[RECORD EXCERPTS Boundary: Start]

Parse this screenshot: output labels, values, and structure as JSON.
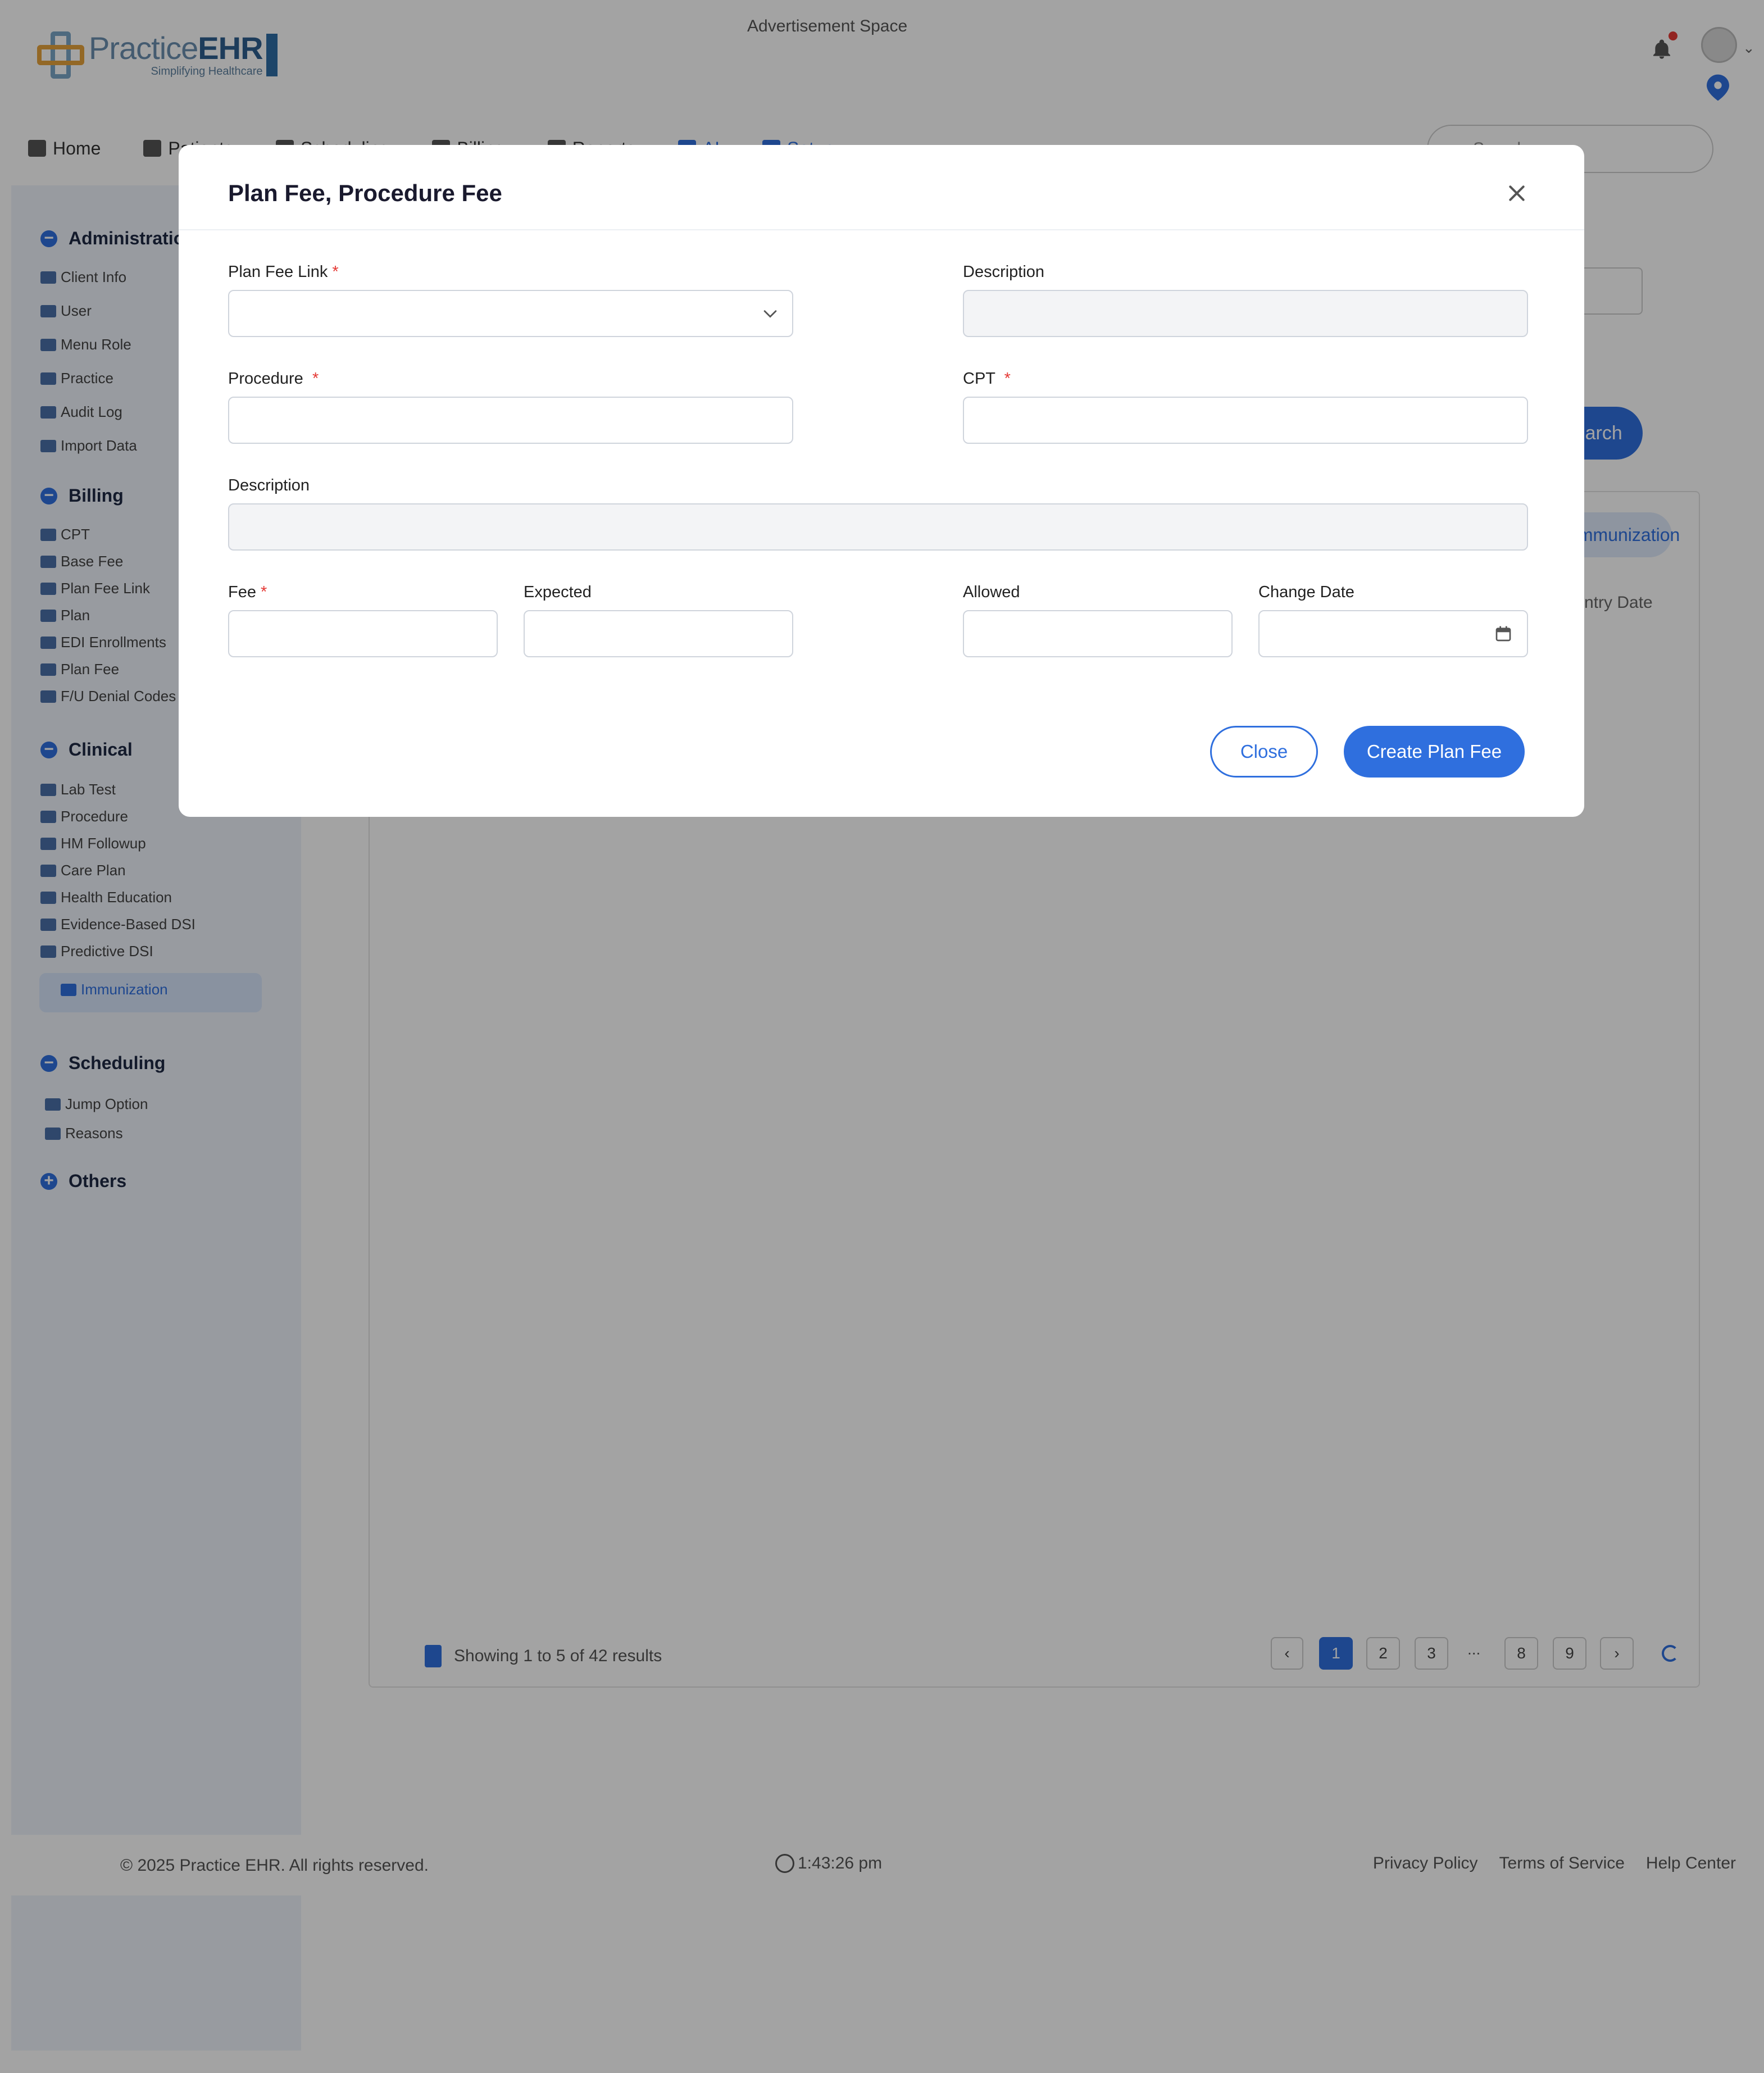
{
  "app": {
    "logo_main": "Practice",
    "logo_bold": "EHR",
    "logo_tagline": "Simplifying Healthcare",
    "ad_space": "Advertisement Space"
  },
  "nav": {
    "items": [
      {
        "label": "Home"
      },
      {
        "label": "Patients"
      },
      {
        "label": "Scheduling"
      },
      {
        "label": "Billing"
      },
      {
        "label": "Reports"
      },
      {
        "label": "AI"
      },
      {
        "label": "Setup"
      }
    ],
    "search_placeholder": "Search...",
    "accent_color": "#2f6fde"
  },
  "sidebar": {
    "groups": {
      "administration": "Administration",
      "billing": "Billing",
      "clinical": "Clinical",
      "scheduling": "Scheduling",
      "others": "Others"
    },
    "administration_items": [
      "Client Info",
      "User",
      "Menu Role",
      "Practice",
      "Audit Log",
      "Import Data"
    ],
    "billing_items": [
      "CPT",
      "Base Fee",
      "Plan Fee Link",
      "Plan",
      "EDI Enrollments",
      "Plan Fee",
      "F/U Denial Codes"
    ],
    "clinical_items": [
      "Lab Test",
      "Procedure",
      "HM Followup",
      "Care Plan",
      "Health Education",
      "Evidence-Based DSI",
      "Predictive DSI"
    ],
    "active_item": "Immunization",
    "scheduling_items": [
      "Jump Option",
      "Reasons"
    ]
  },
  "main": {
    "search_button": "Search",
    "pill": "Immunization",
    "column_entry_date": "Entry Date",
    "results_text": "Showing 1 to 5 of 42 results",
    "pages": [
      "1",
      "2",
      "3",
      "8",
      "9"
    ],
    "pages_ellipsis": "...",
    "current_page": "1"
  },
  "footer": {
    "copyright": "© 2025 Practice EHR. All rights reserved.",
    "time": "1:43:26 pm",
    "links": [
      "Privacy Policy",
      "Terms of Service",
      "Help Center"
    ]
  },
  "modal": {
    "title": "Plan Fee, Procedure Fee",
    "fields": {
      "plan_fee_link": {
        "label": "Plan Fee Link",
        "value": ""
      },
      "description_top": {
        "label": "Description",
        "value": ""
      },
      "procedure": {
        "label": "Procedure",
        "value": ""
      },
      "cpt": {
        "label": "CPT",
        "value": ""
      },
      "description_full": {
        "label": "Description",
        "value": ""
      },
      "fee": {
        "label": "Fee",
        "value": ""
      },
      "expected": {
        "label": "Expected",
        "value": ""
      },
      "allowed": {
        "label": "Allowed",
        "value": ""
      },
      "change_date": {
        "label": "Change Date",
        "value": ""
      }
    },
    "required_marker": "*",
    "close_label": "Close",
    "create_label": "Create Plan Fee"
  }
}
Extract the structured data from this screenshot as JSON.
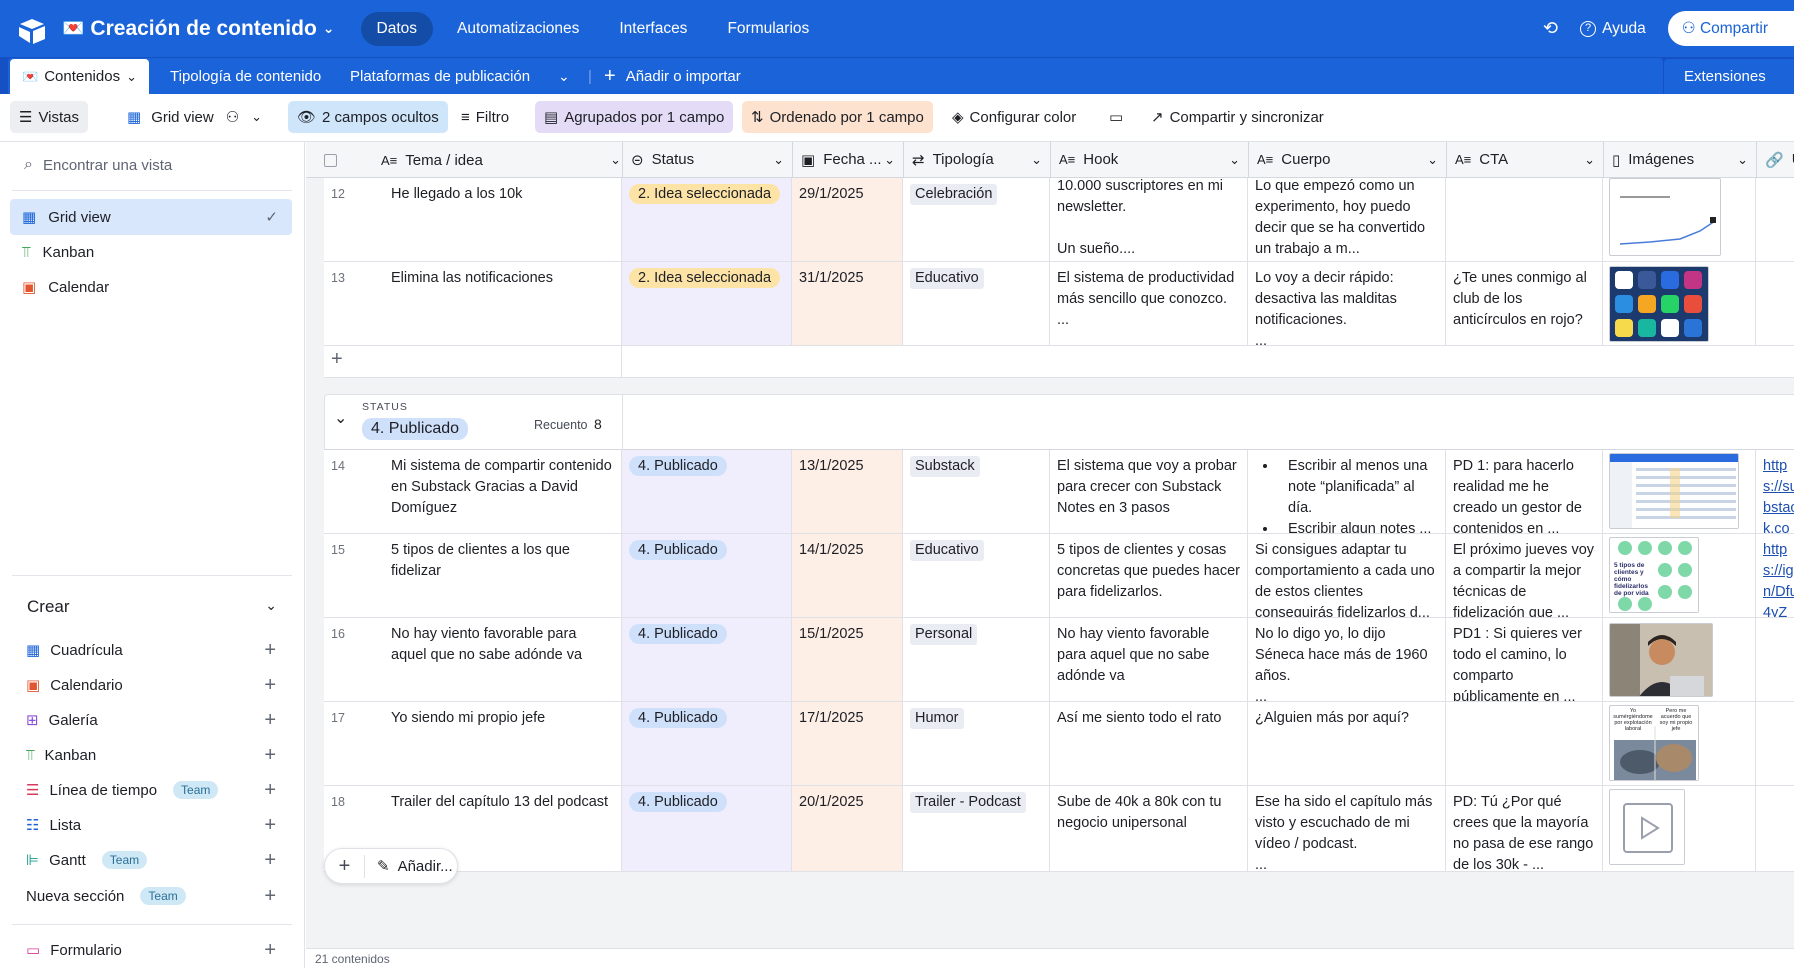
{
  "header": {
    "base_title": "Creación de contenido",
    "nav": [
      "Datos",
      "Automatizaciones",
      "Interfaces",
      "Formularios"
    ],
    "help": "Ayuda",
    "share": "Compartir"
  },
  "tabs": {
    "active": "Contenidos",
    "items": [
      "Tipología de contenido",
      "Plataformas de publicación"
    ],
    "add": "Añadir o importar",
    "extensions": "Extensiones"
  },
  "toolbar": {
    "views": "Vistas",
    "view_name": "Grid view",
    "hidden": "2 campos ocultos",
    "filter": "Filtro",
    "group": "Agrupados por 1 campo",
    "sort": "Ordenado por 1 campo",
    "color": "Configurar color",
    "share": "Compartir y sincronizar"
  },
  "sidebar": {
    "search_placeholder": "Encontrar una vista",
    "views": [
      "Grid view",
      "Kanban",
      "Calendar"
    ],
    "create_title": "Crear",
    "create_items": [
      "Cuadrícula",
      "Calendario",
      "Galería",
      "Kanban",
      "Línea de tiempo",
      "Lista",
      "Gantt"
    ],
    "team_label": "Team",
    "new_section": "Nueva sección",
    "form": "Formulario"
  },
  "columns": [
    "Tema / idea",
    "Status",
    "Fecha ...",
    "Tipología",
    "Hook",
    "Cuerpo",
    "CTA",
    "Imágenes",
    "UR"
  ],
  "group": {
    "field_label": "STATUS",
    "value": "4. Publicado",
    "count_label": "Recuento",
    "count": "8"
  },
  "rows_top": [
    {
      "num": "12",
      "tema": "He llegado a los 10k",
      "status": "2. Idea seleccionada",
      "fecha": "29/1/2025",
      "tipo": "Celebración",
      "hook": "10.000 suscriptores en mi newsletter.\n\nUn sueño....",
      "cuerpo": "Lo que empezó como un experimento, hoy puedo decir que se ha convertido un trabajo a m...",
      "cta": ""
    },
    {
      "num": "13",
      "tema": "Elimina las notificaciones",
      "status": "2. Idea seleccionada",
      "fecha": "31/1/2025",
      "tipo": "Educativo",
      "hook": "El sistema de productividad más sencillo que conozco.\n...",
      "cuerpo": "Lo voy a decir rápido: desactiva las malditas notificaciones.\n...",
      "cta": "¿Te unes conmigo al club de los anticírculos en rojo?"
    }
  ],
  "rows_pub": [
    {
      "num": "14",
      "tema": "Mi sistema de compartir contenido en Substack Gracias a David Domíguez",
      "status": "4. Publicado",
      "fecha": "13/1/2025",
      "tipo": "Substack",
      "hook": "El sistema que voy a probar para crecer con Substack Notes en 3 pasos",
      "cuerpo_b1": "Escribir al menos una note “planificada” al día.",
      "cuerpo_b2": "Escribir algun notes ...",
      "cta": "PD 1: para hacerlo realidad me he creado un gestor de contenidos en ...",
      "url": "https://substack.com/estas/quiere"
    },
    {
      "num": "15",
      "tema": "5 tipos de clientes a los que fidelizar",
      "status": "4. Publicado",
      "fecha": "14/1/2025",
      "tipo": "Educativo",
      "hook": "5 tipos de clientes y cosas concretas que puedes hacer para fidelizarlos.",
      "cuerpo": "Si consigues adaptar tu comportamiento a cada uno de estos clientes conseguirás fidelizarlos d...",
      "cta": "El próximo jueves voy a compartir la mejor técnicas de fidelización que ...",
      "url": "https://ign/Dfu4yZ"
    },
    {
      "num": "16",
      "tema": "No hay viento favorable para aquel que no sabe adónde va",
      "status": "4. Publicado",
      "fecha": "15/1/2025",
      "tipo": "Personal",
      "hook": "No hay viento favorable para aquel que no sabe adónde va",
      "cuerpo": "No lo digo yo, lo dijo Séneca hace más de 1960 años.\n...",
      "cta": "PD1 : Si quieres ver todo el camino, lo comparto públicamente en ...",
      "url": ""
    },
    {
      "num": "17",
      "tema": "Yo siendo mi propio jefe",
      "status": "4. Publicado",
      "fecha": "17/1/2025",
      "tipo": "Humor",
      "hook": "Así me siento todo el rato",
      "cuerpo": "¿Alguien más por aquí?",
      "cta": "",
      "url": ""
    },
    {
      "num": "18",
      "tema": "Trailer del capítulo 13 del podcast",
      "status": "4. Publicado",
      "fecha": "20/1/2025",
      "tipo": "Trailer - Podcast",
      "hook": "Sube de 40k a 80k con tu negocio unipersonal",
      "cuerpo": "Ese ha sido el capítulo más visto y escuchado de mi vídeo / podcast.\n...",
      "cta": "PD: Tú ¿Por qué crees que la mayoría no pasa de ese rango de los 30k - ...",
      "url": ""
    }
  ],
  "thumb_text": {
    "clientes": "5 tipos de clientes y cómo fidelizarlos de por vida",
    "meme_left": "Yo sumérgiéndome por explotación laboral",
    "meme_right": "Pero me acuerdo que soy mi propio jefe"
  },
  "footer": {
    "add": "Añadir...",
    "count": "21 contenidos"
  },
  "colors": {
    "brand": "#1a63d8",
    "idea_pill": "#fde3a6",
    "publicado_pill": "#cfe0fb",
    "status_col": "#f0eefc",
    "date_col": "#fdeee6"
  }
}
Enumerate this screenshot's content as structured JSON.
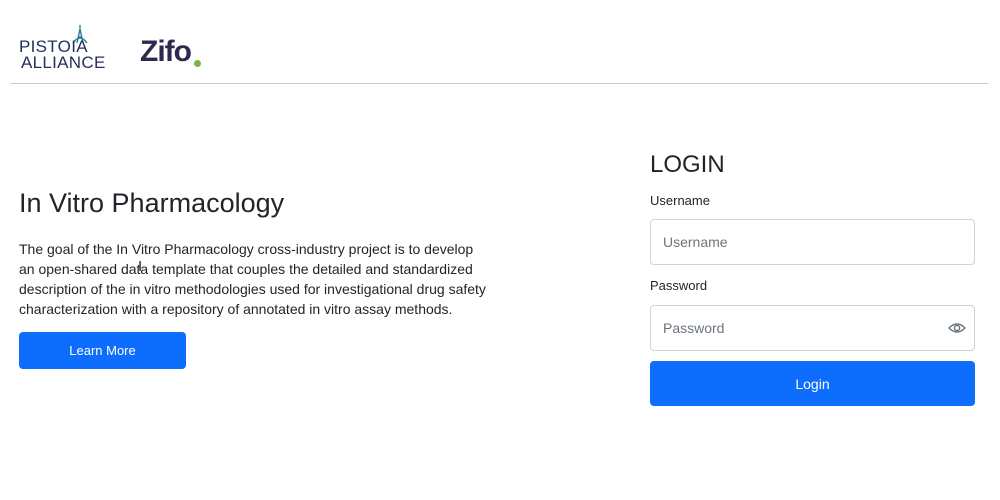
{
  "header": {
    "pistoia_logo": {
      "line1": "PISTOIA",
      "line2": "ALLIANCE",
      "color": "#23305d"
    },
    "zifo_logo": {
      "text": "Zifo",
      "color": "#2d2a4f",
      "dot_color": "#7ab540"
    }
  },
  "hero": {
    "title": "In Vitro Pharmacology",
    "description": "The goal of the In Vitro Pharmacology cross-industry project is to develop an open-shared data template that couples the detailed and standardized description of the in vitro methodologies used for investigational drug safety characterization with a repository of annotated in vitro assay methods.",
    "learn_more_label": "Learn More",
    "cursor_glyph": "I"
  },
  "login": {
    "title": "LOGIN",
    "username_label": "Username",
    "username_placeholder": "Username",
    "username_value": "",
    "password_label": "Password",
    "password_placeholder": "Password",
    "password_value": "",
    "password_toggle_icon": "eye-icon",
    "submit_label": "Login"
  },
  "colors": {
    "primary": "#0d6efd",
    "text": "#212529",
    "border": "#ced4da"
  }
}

[RECORD EXCERPTS Boundary: End]

If a line in the data above includes the string "para", copy it.

● **PROBLEM SOLUTION**:
      "hook": "El sistema que voy a probar para crecer con Substack Notes en 3 pasos",
      "cta": "PD 1: para hacerlo realidad me he creado un gestor de contenidos en ...",
      "hook": "5 tipos de clientes y cosas concretas que puedes hacer para fidelizarlos.",
      "tema": "No hay viento favorable para aquel que no sabe adónde va",
      "hook": "No hay viento favorable para aquel que no sabe adónde va",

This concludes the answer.